> [What the task asks] Give back the full material, exactly as it reads.

— begin Dataset rows —

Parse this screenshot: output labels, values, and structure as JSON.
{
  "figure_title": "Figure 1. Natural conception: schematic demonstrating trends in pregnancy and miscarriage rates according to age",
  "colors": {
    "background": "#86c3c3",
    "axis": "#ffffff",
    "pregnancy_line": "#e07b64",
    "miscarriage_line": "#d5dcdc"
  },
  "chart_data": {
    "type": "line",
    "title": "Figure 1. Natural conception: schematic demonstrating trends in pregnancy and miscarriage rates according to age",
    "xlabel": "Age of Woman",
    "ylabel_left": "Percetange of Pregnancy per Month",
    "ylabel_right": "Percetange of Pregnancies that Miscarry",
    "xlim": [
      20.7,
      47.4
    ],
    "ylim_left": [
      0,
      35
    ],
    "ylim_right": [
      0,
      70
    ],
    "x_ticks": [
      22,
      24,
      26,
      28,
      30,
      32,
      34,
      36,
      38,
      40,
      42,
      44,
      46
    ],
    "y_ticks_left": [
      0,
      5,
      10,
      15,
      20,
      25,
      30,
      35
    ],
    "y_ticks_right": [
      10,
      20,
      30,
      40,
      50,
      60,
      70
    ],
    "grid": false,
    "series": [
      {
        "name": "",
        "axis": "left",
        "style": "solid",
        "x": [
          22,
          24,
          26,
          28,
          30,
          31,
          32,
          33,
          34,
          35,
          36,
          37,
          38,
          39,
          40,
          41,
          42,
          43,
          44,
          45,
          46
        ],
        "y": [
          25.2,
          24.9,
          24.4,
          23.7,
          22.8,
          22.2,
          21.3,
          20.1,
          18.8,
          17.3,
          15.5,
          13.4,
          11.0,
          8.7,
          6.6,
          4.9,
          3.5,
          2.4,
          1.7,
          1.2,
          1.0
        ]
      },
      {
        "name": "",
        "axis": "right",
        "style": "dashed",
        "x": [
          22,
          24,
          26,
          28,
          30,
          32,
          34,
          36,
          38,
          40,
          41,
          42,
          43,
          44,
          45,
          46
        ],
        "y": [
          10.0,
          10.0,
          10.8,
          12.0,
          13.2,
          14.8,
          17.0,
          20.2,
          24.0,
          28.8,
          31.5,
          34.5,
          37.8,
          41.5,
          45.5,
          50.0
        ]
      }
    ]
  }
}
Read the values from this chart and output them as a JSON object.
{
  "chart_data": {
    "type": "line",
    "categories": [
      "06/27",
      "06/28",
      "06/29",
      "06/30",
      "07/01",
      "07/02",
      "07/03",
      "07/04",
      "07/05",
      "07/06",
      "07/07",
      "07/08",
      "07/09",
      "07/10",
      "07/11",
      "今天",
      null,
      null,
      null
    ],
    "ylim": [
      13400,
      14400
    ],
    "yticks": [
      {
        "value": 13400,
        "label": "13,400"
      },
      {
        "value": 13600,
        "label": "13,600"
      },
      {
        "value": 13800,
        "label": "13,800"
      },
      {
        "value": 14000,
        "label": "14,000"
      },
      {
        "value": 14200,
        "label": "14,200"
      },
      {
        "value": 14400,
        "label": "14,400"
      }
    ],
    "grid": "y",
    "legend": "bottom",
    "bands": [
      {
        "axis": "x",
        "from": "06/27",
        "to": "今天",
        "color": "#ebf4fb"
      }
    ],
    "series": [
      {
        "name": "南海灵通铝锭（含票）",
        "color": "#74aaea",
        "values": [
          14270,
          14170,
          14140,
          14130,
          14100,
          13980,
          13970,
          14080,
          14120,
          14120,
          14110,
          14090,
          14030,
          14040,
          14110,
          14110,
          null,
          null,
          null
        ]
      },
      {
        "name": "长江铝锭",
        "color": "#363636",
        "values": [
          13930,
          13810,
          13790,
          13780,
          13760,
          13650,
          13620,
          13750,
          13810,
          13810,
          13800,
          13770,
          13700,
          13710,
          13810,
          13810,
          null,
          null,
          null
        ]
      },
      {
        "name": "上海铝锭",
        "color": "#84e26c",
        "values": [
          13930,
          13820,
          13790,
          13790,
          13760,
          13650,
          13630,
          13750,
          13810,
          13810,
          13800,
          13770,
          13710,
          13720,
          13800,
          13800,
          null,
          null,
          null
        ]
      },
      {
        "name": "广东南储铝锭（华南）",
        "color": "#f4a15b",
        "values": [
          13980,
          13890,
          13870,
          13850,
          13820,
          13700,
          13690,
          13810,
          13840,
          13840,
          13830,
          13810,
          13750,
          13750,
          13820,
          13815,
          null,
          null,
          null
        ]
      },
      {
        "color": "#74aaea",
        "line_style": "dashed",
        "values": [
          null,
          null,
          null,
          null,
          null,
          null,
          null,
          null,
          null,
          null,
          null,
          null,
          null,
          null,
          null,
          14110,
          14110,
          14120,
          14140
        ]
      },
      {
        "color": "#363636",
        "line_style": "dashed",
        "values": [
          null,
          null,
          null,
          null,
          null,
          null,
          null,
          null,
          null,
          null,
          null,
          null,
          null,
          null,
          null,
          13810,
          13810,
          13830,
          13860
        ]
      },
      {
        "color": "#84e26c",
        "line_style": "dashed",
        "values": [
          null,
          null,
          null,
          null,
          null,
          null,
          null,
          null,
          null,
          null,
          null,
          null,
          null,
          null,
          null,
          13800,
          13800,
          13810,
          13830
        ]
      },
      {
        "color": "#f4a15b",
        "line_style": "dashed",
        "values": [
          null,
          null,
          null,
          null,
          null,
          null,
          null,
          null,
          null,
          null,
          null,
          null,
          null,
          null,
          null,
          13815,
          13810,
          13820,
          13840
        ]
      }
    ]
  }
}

— end Dataset rows —

> [Solved exercise]
Parse this screenshot: output labels, values, and structure as JSON.
{
  "figure_title": "Figure 1. Natural conception: schematic demonstrating trends in pregnancy and miscarriage rates according to age",
  "colors": {
    "background": "#86c3c3",
    "axis": "#ffffff",
    "pregnancy_line": "#e07b64",
    "miscarriage_line": "#d5dcdc"
  },
  "chart_data": {
    "type": "line",
    "title": "Figure 1. Natural conception: schematic demonstrating trends in pregnancy and miscarriage rates according to age",
    "xlabel": "Age of Woman",
    "ylabel_left": "Percetange of Pregnancy per Month",
    "ylabel_right": "Percetange of Pregnancies that Miscarry",
    "xlim": [
      20.7,
      47.4
    ],
    "ylim_left": [
      0,
      35
    ],
    "ylim_right": [
      0,
      70
    ],
    "x_ticks": [
      22,
      24,
      26,
      28,
      30,
      32,
      34,
      36,
      38,
      40,
      42,
      44,
      46
    ],
    "y_ticks_left": [
      0,
      5,
      10,
      15,
      20,
      25,
      30,
      35
    ],
    "y_ticks_right": [
      10,
      20,
      30,
      40,
      50,
      60,
      70
    ],
    "grid": false,
    "series": [
      {
        "name": "",
        "axis": "left",
        "style": "solid",
        "x": [
          22,
          24,
          26,
          28,
          30,
          31,
          32,
          33,
          34,
          35,
          36,
          37,
          38,
          39,
          40,
          41,
          42,
          43,
          44,
          45,
          46
        ],
        "y": [
          25.2,
          24.9,
          24.4,
          23.7,
          22.8,
          22.2,
          21.3,
          20.1,
          18.8,
          17.3,
          15.5,
          13.4,
          11.0,
          8.7,
          6.6,
          4.9,
          3.5,
          2.4,
          1.7,
          1.2,
          1.0
        ]
      },
      {
        "name": "",
        "axis": "right",
        "style": "dashed",
        "x": [
          22,
          24,
          26,
          28,
          30,
          32,
          34,
          36,
          38,
          40,
          41,
          42,
          43,
          44,
          45,
          46
        ],
        "y": [
          10.0,
          10.0,
          10.8,
          12.0,
          13.2,
          14.8,
          17.0,
          20.2,
          24.0,
          28.8,
          31.5,
          34.5,
          37.8,
          41.5,
          45.5,
          50.0
        ]
      }
    ]
  }
}
Read the values from this chart and output them as a JSON object.
{
  "chart_data": {
    "type": "line",
    "categories": [
      "06/27",
      "06/28",
      "06/29",
      "06/30",
      "07/01",
      "07/02",
      "07/03",
      "07/04",
      "07/05",
      "07/06",
      "07/07",
      "07/08",
      "07/09",
      "07/10",
      "07/11",
      "今天",
      null,
      null,
      null
    ],
    "ylim": [
      13400,
      14400
    ],
    "yticks": [
      {
        "value": 13400,
        "label": "13,400"
      },
      {
        "value": 13600,
        "label": "13,600"
      },
      {
        "value": 13800,
        "label": "13,800"
      },
      {
        "value": 14000,
        "label": "14,000"
      },
      {
        "value": 14200,
        "label": "14,200"
      },
      {
        "value": 14400,
        "label": "14,400"
      }
    ],
    "grid": "y",
    "legend": "bottom",
    "bands": [
      {
        "axis": "x",
        "from": "06/27",
        "to": "今天",
        "color": "#ebf4fb"
      }
    ],
    "series": [
      {
        "name": "南海灵通铝锭（含票）",
        "color": "#74aaea",
        "values": [
          14270,
          14170,
          14140,
          14130,
          14100,
          13980,
          13970,
          14080,
          14120,
          14120,
          14110,
          14090,
          14030,
          14040,
          14110,
          14110,
          null,
          null,
          null
        ]
      },
      {
        "name": "长江铝锭",
        "color": "#363636",
        "values": [
          13930,
          13810,
          13790,
          13780,
          13760,
          13650,
          13620,
          13750,
          13810,
          13810,
          13800,
          13770,
          13700,
          13710,
          13810,
          13810,
          null,
          null,
          null
        ]
      },
      {
        "name": "上海铝锭",
        "color": "#84e26c",
        "values": [
          13930,
          13820,
          13790,
          13790,
          13760,
          13650,
          13630,
          13750,
          13810,
          13810,
          13800,
          13770,
          13710,
          13720,
          13800,
          13800,
          null,
          null,
          null
        ]
      },
      {
        "name": "广东南储铝锭（华南）",
        "color": "#f4a15b",
        "values": [
          13980,
          13890,
          13870,
          13850,
          13820,
          13700,
          13690,
          13810,
          13840,
          13840,
          13830,
          13810,
          13750,
          13750,
          13820,
          13815,
          null,
          null,
          null
        ]
      },
      {
        "color": "#74aaea",
        "line_style": "dashed",
        "values": [
          null,
          null,
          null,
          null,
          null,
          null,
          null,
          null,
          null,
          null,
          null,
          null,
          null,
          null,
          null,
          14110,
          14110,
          14120,
          14140
        ]
      },
      {
        "color": "#363636",
        "line_style": "dashed",
        "values": [
          null,
          null,
          null,
          null,
          null,
          null,
          null,
          null,
          null,
          null,
          null,
          null,
          null,
          null,
          null,
          13810,
          13810,
          13830,
          13860
        ]
      },
      {
        "color": "#84e26c",
        "line_style": "dashed",
        "values": [
          null,
          null,
          null,
          null,
          null,
          null,
          null,
          null,
          null,
          null,
          null,
          null,
          null,
          null,
          null,
          13800,
          13800,
          13810,
          13830
        ]
      },
      {
        "color": "#f4a15b",
        "line_style": "dashed",
        "values": [
          null,
          null,
          null,
          null,
          null,
          null,
          null,
          null,
          null,
          null,
          null,
          null,
          null,
          null,
          null,
          13815,
          13810,
          13820,
          13840
        ]
      }
    ]
  }
}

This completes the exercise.